--- START Extracted material ---

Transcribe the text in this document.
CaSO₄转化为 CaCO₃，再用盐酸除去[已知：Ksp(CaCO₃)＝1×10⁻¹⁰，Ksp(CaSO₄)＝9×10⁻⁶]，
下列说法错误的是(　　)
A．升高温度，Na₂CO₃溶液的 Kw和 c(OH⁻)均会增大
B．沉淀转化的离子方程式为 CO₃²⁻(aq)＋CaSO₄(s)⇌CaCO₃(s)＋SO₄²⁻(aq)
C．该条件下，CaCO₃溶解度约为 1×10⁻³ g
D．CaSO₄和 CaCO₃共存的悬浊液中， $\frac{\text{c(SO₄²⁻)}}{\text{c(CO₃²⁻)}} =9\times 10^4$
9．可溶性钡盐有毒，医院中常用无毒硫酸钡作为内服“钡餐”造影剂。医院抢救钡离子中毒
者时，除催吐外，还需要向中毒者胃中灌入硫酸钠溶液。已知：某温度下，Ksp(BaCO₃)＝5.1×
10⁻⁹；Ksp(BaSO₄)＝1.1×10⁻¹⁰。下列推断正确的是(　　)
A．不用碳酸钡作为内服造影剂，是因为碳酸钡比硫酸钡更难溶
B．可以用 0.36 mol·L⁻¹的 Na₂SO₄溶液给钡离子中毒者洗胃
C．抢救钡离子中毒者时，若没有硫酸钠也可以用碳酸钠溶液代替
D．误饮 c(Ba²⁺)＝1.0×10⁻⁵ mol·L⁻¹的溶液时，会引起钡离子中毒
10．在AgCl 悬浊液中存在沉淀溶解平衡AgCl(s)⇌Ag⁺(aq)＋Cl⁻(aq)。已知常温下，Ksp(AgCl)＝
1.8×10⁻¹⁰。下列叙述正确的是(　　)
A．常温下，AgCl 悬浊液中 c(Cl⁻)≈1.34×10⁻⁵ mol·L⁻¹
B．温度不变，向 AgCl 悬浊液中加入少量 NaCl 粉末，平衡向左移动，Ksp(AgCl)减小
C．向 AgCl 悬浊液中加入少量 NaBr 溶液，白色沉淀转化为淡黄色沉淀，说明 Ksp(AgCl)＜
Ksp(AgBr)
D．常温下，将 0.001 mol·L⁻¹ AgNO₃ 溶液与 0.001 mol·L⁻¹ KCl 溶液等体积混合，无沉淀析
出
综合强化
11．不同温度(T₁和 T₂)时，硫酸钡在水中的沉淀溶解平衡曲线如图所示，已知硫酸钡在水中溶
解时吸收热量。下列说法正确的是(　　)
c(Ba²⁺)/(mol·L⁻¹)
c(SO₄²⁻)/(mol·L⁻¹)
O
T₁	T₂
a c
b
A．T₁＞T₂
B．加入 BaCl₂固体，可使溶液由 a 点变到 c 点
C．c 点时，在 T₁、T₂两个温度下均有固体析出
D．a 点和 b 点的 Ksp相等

--- END Extracted material ---

» Task objective:
Print the whole listing exactly as it is.

» Solution for this exercise:
Transcribe the text in this document.
CaSO₄转化为 CaCO₃，再用盐酸除去[已知：Ksp(CaCO₃)＝1×10⁻¹⁰，Ksp(CaSO₄)＝9×10⁻⁶]，
下列说法错误的是(　　)
A．升高温度，Na₂CO₃溶液的 Kw和 c(OH⁻)均会增大
B．沉淀转化的离子方程式为 CO₃²⁻(aq)＋CaSO₄(s)⇌CaCO₃(s)＋SO₄²⁻(aq)
C．该条件下，CaCO₃溶解度约为 1×10⁻³ g
D．CaSO₄和 CaCO₃共存的悬浊液中， $\frac{\text{c(SO₄²⁻)}}{\text{c(CO₃²⁻)}} =9\times 10^4$
9．可溶性钡盐有毒，医院中常用无毒硫酸钡作为内服“钡餐”造影剂。医院抢救钡离子中毒
者时，除催吐外，还需要向中毒者胃中灌入硫酸钠溶液。已知：某温度下，Ksp(BaCO₃)＝5.1×
10⁻⁹；Ksp(BaSO₄)＝1.1×10⁻¹⁰。下列推断正确的是(　　)
A．不用碳酸钡作为内服造影剂，是因为碳酸钡比硫酸钡更难溶
B．可以用 0.36 mol·L⁻¹的 Na₂SO₄溶液给钡离子中毒者洗胃
C．抢救钡离子中毒者时，若没有硫酸钠也可以用碳酸钠溶液代替
D．误饮 c(Ba²⁺)＝1.0×10⁻⁵ mol·L⁻¹的溶液时，会引起钡离子中毒
10．在AgCl 悬浊液中存在沉淀溶解平衡AgCl(s)⇌Ag⁺(aq)＋Cl⁻(aq)。已知常温下，Ksp(AgCl)＝
1.8×10⁻¹⁰。下列叙述正确的是(　　)
A．常温下，AgCl 悬浊液中 c(Cl⁻)≈1.34×10⁻⁵ mol·L⁻¹
B．温度不变，向 AgCl 悬浊液中加入少量 NaCl 粉末，平衡向左移动，Ksp(AgCl)减小
C．向 AgCl 悬浊液中加入少量 NaBr 溶液，白色沉淀转化为淡黄色沉淀，说明 Ksp(AgCl)＜
Ksp(AgBr)
D．常温下，将 0.001 mol·L⁻¹ AgNO₃ 溶液与 0.001 mol·L⁻¹ KCl 溶液等体积混合，无沉淀析
出
综合强化
11．不同温度(T₁和 T₂)时，硫酸钡在水中的沉淀溶解平衡曲线如图所示，已知硫酸钡在水中溶
解时吸收热量。下列说法正确的是(　　)
c(Ba²⁺)/(mol·L⁻¹)
c(SO₄²⁻)/(mol·L⁻¹)
O
T₁	T₂
a c
b
A．T₁＞T₂
B．加入 BaCl₂固体，可使溶液由 a 点变到 c 点
C．c 点时，在 T₁、T₂两个温度下均有固体析出
D．a 点和 b 点的 Ksp相等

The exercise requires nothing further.